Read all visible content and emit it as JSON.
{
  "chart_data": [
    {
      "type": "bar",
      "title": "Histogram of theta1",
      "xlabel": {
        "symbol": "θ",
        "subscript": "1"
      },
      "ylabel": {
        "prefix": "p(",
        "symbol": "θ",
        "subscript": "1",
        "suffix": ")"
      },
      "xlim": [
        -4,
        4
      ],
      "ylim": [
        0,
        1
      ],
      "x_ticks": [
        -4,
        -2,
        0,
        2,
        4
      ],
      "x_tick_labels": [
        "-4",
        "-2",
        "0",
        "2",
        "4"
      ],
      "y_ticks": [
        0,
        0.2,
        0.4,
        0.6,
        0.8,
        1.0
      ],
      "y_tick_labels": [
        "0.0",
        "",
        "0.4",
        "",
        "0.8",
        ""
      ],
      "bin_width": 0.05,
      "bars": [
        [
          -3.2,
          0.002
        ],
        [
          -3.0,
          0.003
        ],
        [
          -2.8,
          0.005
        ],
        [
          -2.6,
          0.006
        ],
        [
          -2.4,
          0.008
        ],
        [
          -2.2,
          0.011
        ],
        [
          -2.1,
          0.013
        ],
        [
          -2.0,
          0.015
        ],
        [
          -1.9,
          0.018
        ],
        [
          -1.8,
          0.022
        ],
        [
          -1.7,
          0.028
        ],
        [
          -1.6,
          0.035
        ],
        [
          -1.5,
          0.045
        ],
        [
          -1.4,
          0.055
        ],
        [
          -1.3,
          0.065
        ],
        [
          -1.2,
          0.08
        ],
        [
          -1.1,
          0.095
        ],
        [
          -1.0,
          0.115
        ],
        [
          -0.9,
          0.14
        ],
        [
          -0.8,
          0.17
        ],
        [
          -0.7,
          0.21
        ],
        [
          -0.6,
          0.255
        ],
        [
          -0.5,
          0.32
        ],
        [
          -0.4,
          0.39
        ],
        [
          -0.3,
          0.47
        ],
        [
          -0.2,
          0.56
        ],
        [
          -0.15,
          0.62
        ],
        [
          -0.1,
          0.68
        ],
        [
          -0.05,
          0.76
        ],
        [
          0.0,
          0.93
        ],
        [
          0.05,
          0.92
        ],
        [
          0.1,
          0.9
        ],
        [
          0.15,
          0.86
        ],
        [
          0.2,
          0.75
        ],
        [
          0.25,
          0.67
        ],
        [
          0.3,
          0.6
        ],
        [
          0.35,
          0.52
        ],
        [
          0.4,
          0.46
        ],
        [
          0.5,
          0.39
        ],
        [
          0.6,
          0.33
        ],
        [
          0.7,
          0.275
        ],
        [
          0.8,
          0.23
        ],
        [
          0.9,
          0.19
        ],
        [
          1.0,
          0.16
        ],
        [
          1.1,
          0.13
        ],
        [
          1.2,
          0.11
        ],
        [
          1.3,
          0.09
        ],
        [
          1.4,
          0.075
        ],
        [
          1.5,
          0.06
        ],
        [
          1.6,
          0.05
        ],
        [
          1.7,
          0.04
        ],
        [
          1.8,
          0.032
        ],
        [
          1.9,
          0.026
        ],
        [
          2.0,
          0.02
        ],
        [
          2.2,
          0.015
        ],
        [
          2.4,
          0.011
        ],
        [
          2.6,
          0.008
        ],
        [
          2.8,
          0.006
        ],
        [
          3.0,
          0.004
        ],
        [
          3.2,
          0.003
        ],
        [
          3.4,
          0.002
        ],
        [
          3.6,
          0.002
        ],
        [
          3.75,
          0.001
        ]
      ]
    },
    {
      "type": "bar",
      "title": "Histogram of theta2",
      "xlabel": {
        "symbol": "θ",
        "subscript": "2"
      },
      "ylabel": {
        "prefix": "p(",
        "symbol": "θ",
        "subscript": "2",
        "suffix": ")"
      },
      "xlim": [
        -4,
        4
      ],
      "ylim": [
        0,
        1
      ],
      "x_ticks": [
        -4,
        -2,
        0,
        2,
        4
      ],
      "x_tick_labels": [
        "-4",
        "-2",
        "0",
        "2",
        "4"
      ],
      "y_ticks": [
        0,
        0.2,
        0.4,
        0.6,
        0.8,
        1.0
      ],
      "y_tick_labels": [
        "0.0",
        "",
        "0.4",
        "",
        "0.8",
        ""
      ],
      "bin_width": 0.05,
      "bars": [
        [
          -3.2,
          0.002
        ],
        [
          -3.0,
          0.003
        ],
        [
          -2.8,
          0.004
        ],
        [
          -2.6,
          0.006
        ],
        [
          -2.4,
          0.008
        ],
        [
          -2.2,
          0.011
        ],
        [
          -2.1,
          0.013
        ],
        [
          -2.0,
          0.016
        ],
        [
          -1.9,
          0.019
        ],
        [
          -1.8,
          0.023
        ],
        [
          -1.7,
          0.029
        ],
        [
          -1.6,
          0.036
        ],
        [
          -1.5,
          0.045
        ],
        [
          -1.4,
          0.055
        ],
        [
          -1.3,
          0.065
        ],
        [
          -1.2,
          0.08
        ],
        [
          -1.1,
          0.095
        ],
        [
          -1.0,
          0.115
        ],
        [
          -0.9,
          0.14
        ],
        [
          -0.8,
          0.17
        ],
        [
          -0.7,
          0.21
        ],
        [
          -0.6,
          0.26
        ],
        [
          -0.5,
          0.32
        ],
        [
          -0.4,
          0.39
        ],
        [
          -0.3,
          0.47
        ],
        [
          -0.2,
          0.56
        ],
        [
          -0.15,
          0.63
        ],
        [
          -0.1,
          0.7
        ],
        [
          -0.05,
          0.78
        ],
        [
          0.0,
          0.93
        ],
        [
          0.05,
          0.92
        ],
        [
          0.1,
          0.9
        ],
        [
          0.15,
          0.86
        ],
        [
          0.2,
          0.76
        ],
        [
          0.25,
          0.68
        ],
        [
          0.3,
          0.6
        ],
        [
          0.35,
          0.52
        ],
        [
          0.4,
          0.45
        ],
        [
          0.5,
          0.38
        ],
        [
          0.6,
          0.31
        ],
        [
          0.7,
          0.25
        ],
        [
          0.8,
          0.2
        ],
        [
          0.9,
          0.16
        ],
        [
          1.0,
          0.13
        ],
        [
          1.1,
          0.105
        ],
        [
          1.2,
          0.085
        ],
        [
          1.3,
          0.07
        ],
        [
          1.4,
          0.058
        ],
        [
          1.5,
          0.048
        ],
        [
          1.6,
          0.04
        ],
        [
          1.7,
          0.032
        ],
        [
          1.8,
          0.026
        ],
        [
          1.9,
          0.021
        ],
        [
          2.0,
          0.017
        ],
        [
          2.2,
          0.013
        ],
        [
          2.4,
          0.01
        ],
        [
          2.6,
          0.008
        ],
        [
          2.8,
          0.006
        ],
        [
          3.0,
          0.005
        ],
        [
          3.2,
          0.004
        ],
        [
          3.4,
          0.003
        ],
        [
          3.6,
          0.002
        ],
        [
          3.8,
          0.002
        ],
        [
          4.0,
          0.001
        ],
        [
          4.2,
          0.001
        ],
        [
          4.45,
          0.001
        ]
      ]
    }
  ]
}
=====
» **REQUIREMENTS**
Copy out every line holding the string "Histogram".

» **SOLUTION TO THIS EXERCISE**
      "title": "Histogram of theta1",
      "title": "Histogram of theta2",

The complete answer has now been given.